- _Given problem_: Look through the material and tally each line bearing the word "JSON". Give only the total.

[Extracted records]
---+---

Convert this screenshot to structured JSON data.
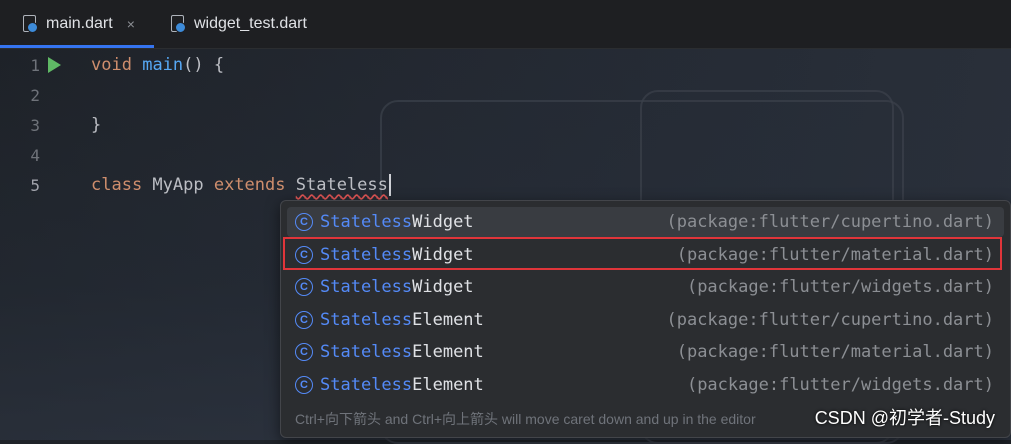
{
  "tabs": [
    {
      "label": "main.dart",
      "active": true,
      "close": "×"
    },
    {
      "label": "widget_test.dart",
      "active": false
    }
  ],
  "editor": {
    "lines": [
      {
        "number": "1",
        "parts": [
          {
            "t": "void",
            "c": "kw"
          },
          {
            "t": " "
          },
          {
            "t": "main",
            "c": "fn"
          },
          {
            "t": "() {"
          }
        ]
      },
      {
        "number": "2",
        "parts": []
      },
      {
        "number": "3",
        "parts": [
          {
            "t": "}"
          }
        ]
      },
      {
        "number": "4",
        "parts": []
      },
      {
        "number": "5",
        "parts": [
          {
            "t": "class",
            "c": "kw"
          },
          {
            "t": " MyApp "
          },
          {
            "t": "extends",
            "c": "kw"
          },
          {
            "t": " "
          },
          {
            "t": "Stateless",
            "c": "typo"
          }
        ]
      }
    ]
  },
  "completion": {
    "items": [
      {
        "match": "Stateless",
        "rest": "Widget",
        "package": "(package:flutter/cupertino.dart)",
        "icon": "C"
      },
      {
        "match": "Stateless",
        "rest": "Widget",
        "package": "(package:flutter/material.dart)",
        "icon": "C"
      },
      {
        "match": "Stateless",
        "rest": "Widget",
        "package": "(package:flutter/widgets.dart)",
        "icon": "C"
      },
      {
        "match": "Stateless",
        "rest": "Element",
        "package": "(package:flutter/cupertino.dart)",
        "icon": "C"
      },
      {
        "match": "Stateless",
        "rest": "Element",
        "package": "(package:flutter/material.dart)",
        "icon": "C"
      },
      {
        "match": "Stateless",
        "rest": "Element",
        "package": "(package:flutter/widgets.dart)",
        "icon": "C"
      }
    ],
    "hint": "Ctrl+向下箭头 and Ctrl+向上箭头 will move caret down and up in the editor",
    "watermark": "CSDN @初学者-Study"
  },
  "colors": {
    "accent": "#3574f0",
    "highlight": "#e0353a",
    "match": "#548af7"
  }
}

---+---

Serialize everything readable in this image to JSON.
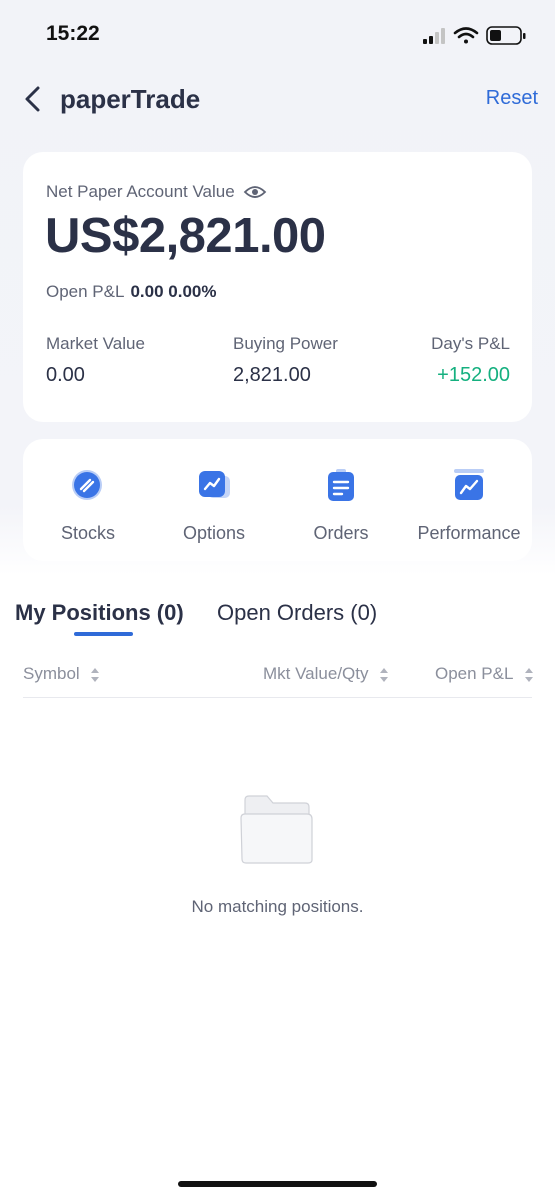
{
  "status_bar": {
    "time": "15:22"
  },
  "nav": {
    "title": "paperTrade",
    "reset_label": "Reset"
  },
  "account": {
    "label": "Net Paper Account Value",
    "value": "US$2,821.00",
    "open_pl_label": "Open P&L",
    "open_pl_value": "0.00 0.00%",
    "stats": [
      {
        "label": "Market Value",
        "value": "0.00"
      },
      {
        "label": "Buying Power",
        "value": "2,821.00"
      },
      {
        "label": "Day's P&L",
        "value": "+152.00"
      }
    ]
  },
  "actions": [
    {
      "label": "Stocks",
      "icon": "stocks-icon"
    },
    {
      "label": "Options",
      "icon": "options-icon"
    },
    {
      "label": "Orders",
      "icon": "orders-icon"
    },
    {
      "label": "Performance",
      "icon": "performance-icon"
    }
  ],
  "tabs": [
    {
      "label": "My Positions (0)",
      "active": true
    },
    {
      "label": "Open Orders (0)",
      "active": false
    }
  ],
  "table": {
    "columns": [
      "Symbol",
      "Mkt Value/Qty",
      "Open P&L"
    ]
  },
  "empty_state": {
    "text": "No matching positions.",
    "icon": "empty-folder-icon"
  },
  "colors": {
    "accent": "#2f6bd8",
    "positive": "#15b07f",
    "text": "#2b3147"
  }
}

---+---

- _Result below_: 2